-- begin --

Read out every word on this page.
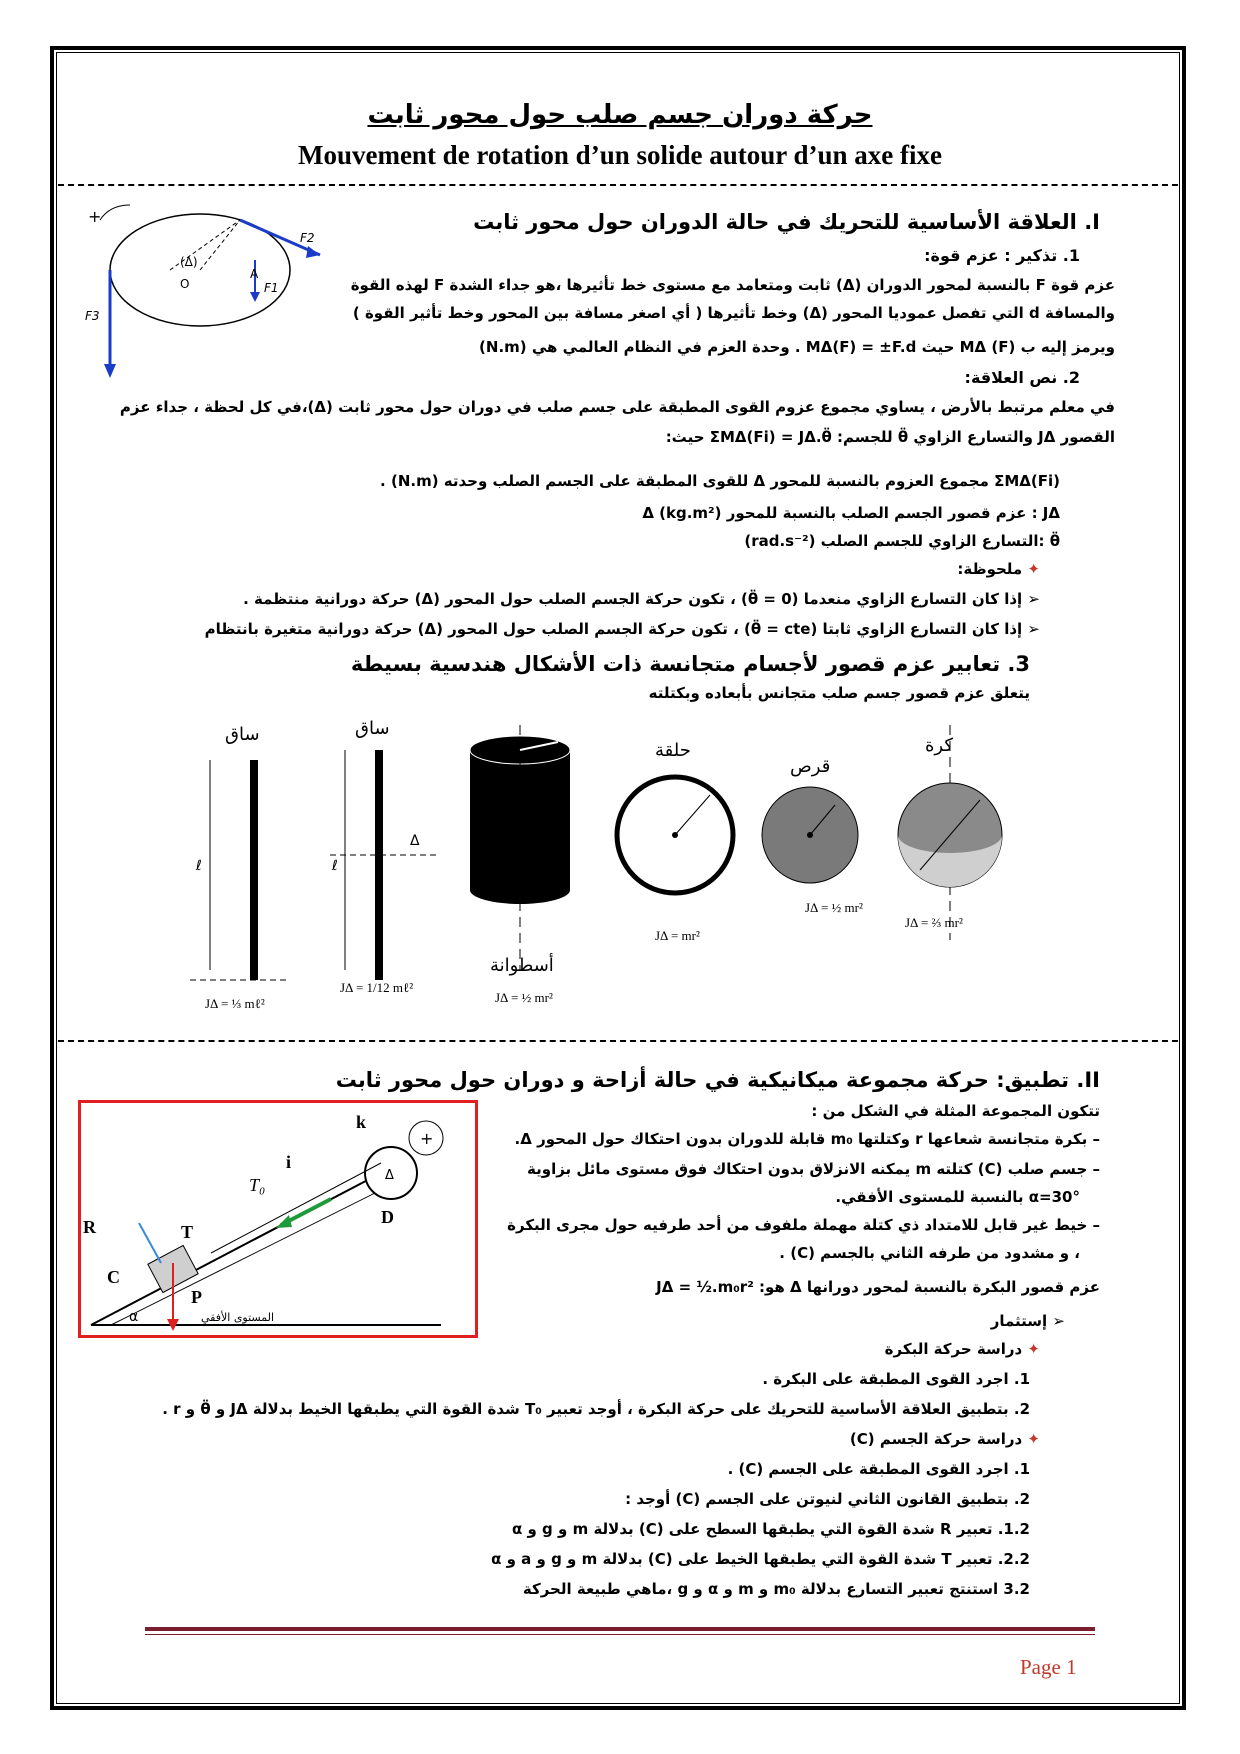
حركة دوران جسم صلب حول محور ثابت
Mouvement de rotation d’un solide autour d’un axe fixe
+
F2
F1
F3
O
A
(Δ)
I. العلاقة الأساسية للتحريك في حالة الدوران حول محور ثابت
1. تذكير : عزم قوة:
عزم قوة F بالنسبة لمحور الدوران (Δ) ثابت ومتعامد مع مستوى خط تأثيرها ،هو جداء الشدة F لهذه القوة
والمسافة d التي تفصل عموديا المحور (Δ) وخط تأثيرها ( أي اصغر مسافة بين المحور وخط تأثير القوة )
ويرمز إليه ب (F) MΔ حيث MΔ(F) = ±F.d . وحدة العزم في النظام العالمي هي (N.m)
2. نص العلاقة:
في معلم مرتبط بالأرض ، يساوي مجموع عزوم القوى المطبقة على جسم صلب في دوران حول محور ثابت (Δ)،في كل لحظة ، جداء عزم
القصور JΔ والتسارع الزاوي θ̈ للجسم: ΣMΔ(Fi) = JΔ.θ̈ حيث:
ΣMΔ(Fi) مجموع العزوم بالنسبة للمحور Δ للقوى المطبقة على الجسم الصلب وحدته (N.m) .
JΔ : عزم قصور الجسم الصلب بالنسبة للمحور Δ (kg.m²)
θ̈ :التسارع الزاوي للجسم الصلب (rad.s⁻²)
✦ ملحوظة:
➢ إذا كان التسارع الزاوي منعدما (θ̈ = 0) ، تكون حركة الجسم الصلب حول المحور (Δ) حركة دورانية منتظمة .
➢ إذا كان التسارع الزاوي ثابتا (θ̈ = cte) ، تكون حركة الجسم الصلب حول المحور (Δ) حركة دورانية متغيرة بانتظام
3. تعابير عزم قصور لأجسام متجانسة ذات الأشكال هندسية بسيطة
يتعلق عزم قصور جسم صلب متجانس بأبعاده وبكتلته
ℓ	ℓ
Δ
ساق
JΔ = ⅓ mℓ²
ساق
JΔ = 1/12 mℓ²
أسطوانة
JΔ = ½ mr²
حلقة
JΔ = mr²
قرص
JΔ = ½ mr²
كرة
JΔ = ⅔ mr²
II. تطبيق: حركة مجموعة ميكانيكية في حالة أزاحة و دوران حول محور ثابت
+
k
i
T₀
T
R
C
P
D
Δ
α	المستوى الأفقي
تتكون المجموعة المثلة في الشكل من :
– بكرة متجانسة شعاعها r وكتلتها m₀ قابلة للدوران بدون احتكاك حول المحور Δ.
– جسم صلب (C) كتلته m يمكنه الانزلاق بدون احتكاك فوق مستوى مائل بزاوية
α=30° بالنسبة للمستوى الأفقي.
– خيط غير قابل للامتداد ذي كتلة مهملة ملفوف من أحد طرفيه حول مجرى البكرة
، و مشدود من طرفه الثاني بالجسم (C) .
عزم قصور البكرة بالنسبة لمحور دورانها Δ هو: JΔ = ½.m₀r²
➢ إستثمار
✦ دراسة حركة البكرة
1. اجرد القوى المطبقة على البكرة .
2. بتطبيق العلاقة الأساسية للتحريك على حركة البكرة ، أوجد تعبير T₀ شدة القوة التي يطبقها الخيط بدلالة JΔ و θ̈ و r .
✦ دراسة حركة الجسم (C)
1. اجرد القوى المطبقة على الجسم (C) .
2. بتطبيق القانون الثاني لنيوتن على الجسم (C) أوجد :
1.2. تعبير R شدة القوة التي يطبقها السطح على (C) بدلالة m و g و α
2.2. تعبير T شدة القوة التي يطبقها الخيط على (C) بدلالة m و g و a و α
3.2 استنتج تعبير التسارع بدلالة m₀ و m و α و g ،ماهي طبيعة الحركة
Page 1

-- end --

_Written problem:_
Write out every line of the listing that holds the word "أوجد".

_Expected answer:_
2. بتطبيق العلاقة الأساسية للتحريك على حركة البكرة ، أوجد تعبير T₀ شدة القوة التي يطبقها الخيط بدلالة JΔ و θ̈ و r .
2. بتطبيق القانون الثاني لنيوتن على الجسم (C) أوجد :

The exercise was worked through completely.